### What to do
Below are some entries. Return exactly the lines from the one with "Output the text content of this document." through the final line, leaving out any pictures.

(Collection entries)

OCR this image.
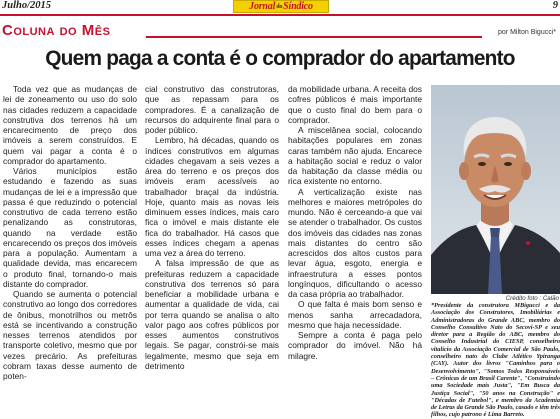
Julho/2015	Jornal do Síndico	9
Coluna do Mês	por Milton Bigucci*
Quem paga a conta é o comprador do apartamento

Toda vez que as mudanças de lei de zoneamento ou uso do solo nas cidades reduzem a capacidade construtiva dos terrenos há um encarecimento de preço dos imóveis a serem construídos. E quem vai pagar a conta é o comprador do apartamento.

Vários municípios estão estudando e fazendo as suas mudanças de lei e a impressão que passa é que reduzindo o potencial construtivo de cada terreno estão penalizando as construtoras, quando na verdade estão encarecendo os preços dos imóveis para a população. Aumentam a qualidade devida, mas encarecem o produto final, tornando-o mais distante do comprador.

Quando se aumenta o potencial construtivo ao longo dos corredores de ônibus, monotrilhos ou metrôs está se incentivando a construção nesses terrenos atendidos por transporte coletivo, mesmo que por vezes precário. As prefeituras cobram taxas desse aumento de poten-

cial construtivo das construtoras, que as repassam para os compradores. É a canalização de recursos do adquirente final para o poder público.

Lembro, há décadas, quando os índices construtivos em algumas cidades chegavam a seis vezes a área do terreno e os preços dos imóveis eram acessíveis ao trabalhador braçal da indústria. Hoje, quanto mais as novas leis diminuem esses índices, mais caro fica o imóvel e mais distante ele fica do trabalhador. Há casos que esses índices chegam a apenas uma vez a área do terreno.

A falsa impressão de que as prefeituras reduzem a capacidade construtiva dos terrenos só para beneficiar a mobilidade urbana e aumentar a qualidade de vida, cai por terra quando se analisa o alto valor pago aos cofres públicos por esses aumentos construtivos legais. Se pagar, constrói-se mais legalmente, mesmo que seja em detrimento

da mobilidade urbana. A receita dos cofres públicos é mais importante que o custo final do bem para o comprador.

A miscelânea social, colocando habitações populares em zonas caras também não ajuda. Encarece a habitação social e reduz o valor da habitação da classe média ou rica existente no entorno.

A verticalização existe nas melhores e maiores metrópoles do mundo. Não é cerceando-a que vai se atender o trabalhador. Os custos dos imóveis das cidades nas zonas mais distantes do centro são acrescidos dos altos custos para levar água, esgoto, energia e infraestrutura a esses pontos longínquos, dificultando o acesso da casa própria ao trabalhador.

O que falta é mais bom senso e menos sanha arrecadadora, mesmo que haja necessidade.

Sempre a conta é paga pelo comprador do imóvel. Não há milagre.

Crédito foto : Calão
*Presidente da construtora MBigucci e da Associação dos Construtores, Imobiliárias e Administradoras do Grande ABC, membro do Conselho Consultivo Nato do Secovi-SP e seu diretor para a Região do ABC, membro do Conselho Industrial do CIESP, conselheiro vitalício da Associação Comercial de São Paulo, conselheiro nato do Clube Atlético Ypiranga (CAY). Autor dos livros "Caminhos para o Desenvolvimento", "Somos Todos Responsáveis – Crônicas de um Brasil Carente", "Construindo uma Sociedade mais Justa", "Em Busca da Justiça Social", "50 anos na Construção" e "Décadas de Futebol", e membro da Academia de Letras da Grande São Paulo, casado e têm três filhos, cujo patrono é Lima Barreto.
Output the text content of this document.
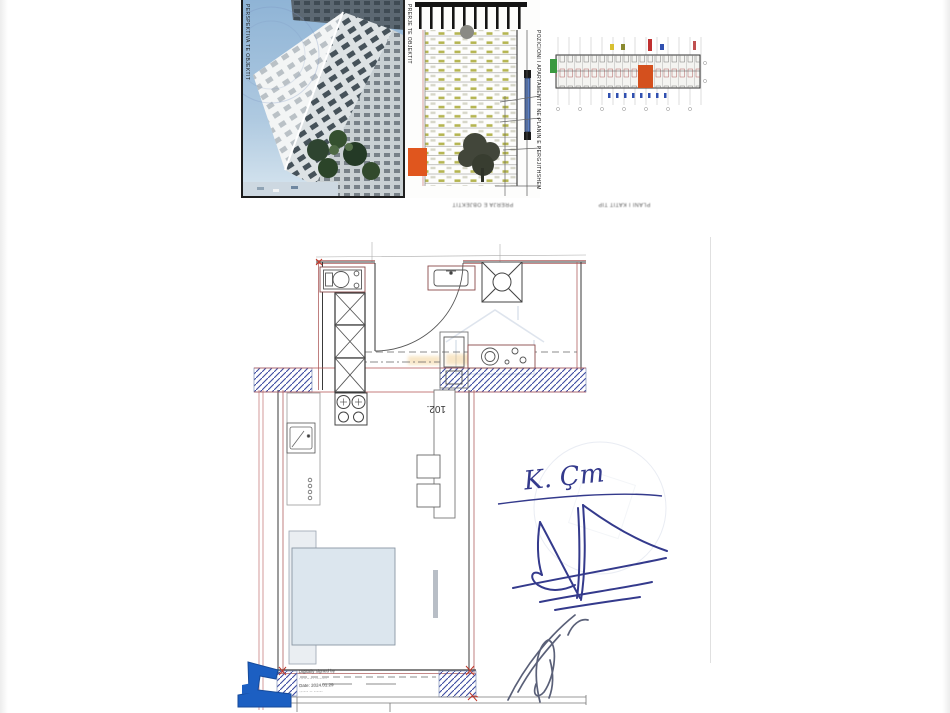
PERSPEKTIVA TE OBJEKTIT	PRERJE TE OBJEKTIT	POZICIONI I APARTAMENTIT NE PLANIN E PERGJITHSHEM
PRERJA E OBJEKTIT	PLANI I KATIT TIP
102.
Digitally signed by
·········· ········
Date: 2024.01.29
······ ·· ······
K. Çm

### Result for this exercise
Output the text content of this document.
PERSPEKTIVA TE OBJEKTIT	PRERJE TE OBJEKTIT	POZICIONI I APARTAMENTIT NE PLANIN E PERGJITHSHEM
PRERJA E OBJEKTIT	PLANI I KATIT TIP
102.
Digitally signed by
·········· ········
Date: 2024.01.29
······ ·· ······
K. Çm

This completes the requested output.